— BEGIN INPUT —

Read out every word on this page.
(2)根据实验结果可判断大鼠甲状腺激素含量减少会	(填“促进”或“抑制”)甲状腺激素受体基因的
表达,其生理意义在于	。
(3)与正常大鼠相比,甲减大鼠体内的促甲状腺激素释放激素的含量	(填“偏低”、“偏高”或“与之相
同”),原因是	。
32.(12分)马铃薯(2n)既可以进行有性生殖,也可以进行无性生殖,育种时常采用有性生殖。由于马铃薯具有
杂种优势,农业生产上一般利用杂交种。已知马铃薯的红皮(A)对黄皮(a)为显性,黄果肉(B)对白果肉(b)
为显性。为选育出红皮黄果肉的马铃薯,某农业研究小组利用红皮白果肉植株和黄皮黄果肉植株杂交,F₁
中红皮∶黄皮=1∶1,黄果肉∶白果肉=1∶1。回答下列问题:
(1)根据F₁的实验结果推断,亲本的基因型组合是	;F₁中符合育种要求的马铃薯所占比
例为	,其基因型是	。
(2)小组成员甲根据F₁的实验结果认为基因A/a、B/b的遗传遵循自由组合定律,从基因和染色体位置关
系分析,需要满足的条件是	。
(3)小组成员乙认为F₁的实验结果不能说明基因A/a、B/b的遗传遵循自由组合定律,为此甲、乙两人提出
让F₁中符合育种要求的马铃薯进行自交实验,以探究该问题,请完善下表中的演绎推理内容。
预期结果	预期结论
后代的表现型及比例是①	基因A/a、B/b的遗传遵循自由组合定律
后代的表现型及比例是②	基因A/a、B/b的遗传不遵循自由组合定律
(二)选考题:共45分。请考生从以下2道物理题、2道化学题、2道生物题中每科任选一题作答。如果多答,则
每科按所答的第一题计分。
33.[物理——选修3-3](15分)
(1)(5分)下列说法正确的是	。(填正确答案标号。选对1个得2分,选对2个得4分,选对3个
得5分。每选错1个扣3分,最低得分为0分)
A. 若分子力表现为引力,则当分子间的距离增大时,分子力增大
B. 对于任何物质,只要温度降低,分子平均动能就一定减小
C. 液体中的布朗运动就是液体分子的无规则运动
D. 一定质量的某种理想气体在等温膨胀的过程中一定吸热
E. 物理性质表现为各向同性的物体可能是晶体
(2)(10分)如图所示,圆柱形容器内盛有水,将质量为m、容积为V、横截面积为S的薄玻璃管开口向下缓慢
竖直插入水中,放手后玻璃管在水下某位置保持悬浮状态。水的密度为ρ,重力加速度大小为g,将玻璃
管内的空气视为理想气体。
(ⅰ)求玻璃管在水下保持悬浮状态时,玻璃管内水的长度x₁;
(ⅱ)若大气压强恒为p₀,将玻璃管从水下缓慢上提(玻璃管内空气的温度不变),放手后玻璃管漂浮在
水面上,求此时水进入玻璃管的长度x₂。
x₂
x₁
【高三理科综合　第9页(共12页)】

— END INPUT —

Copy every line from the entries that contains the word "b的遗传遵循自由组合定律".

▸ SOLUTION
(2)小组成员甲根据F₁的实验结果认为基因A/a、B/b的遗传遵循自由组合定律,从基因和染色体位置关
(3)小组成员乙认为F₁的实验结果不能说明基因A/a、B/b的遗传遵循自由组合定律,为此甲、乙两人提出
后代的表现型及比例是①	基因A/a、B/b的遗传遵循自由组合定律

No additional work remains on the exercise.